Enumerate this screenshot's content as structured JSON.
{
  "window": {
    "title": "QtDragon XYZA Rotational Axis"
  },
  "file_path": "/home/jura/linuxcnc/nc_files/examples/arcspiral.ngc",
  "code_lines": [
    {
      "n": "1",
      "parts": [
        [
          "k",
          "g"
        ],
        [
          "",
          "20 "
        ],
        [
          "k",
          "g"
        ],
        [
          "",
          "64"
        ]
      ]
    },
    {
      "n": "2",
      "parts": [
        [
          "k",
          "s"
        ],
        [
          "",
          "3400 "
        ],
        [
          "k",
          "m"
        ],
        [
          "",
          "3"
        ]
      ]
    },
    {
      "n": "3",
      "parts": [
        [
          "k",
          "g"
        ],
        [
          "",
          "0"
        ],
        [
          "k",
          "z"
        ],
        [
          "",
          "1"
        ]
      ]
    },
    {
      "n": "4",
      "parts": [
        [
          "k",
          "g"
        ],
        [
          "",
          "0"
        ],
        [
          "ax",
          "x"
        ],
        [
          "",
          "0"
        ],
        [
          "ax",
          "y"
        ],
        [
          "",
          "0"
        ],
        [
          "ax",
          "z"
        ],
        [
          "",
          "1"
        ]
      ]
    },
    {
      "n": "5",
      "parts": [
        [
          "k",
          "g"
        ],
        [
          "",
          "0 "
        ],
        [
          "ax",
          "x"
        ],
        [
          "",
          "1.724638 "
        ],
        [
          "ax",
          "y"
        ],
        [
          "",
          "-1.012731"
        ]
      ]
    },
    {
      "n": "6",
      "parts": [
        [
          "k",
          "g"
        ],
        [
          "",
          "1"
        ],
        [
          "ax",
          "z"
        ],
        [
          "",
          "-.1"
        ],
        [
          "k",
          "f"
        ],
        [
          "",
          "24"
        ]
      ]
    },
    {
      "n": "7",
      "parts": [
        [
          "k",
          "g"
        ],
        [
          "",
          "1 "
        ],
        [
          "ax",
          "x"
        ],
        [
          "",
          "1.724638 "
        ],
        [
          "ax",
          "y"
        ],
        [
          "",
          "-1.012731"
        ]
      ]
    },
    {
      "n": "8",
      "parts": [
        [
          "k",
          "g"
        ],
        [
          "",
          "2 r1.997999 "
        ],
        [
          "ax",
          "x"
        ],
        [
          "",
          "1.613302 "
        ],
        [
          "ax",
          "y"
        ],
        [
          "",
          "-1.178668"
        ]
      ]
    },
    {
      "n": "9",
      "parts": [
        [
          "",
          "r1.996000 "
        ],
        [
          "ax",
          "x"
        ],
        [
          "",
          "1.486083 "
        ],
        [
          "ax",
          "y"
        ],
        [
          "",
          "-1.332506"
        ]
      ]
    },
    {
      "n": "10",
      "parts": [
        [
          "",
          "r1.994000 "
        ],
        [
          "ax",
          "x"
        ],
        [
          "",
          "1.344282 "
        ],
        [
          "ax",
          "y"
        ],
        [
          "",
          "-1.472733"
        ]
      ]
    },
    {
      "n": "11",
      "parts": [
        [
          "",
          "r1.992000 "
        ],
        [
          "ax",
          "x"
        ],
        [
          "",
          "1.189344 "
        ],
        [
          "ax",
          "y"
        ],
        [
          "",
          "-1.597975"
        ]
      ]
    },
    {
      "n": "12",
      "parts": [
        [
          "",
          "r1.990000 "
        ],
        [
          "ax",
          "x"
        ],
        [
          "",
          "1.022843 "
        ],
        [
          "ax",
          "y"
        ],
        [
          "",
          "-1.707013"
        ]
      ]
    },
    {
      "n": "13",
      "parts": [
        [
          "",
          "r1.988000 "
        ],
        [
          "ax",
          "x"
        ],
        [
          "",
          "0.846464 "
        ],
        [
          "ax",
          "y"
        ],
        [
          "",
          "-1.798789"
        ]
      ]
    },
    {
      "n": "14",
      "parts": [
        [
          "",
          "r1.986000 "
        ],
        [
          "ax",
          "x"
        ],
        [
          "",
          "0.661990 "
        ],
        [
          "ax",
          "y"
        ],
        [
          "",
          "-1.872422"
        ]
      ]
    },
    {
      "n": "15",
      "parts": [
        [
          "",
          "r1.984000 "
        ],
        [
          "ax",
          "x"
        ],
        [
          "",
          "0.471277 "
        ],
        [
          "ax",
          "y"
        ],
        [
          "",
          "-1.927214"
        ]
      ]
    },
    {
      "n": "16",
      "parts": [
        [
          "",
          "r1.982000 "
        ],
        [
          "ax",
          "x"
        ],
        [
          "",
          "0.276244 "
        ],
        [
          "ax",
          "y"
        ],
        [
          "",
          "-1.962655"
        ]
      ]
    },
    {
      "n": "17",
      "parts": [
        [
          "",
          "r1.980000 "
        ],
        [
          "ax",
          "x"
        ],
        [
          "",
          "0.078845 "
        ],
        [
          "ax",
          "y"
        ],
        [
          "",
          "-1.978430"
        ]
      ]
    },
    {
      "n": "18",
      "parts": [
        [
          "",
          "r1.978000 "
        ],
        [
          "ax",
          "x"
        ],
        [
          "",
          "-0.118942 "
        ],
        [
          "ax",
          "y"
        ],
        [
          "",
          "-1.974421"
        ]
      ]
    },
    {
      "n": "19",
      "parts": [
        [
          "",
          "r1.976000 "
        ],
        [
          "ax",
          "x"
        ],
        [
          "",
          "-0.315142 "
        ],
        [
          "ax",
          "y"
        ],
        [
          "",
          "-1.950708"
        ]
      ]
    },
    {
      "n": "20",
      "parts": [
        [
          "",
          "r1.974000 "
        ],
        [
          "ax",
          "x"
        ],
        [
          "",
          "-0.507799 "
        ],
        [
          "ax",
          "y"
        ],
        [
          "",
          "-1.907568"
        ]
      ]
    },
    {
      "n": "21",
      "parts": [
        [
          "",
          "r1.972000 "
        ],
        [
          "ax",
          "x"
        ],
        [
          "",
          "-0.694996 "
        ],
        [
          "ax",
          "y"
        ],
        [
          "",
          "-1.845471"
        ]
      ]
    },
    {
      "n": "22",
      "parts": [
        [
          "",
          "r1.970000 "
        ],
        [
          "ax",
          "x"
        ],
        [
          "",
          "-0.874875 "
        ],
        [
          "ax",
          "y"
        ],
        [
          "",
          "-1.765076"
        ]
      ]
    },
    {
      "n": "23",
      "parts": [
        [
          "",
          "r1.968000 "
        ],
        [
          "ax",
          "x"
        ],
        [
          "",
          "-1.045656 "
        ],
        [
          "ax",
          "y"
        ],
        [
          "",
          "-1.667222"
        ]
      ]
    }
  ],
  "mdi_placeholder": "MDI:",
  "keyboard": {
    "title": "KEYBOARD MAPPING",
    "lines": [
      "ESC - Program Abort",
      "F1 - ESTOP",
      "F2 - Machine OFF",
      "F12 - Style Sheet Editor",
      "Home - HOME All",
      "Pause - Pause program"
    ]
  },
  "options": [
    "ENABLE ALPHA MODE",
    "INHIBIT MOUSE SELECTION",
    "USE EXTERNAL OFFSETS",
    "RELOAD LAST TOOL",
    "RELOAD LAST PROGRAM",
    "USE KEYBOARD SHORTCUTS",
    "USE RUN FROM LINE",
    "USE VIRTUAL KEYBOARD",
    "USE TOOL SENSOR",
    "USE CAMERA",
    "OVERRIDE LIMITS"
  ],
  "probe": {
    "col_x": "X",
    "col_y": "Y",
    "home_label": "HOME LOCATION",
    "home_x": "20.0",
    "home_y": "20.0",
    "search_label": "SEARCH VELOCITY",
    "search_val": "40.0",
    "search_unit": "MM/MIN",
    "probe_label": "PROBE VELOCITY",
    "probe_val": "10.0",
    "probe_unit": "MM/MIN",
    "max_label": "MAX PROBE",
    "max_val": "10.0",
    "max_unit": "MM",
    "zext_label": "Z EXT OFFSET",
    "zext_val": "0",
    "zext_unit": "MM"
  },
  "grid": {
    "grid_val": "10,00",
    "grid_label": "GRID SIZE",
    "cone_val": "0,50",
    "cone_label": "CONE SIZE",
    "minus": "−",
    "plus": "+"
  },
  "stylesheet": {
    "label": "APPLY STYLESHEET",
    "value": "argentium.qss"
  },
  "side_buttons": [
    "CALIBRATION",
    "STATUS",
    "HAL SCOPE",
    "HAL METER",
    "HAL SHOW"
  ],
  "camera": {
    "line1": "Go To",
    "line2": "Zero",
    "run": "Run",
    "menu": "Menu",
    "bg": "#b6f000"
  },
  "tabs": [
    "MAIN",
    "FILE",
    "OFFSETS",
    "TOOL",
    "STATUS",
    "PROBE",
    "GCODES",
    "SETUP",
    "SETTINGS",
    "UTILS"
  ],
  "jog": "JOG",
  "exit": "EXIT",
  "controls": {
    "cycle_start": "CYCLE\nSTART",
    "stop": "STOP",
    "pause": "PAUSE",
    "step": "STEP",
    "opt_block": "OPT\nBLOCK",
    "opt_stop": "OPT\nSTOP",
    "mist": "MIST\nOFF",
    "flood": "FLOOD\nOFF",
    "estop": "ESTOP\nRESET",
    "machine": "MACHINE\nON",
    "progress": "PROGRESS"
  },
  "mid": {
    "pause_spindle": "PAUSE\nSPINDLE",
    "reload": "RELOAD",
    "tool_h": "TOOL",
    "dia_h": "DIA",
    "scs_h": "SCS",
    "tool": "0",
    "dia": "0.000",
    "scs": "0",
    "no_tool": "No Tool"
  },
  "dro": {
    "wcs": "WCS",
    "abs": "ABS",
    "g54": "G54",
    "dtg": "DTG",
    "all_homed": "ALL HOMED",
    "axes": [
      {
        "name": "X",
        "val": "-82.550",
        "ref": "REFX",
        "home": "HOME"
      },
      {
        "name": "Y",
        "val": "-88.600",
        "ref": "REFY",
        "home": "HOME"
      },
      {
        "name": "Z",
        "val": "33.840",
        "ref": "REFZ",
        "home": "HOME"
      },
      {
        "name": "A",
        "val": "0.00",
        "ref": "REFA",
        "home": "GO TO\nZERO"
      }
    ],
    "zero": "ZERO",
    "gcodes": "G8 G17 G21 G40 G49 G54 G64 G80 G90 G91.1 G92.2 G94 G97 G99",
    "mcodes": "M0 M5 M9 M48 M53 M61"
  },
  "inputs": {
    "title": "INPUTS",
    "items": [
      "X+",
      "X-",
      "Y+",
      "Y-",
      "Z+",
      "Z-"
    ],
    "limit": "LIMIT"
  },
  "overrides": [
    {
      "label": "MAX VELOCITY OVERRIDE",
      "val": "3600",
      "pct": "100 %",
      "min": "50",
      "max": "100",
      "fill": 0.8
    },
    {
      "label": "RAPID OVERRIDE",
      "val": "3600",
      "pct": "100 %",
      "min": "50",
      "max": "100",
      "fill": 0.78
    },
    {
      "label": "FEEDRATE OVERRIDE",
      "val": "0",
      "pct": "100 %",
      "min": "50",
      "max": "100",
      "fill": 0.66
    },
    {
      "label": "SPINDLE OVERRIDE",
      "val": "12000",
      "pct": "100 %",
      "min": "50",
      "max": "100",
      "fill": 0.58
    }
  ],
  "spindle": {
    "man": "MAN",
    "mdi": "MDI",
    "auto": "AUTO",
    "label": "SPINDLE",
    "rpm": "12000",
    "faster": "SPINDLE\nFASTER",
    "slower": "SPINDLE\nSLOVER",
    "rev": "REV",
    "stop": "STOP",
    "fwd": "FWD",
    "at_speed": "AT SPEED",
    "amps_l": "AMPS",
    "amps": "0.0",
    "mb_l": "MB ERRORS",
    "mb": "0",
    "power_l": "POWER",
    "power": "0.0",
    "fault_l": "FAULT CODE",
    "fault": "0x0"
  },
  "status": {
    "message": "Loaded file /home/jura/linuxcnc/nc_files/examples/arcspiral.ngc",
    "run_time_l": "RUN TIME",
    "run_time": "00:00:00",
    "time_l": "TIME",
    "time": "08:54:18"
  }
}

■ **Problem**:
Going through the entries above line by line, work out how many lines include the word "linuxcnc". Only the number is required.

■ **Written reply**:
2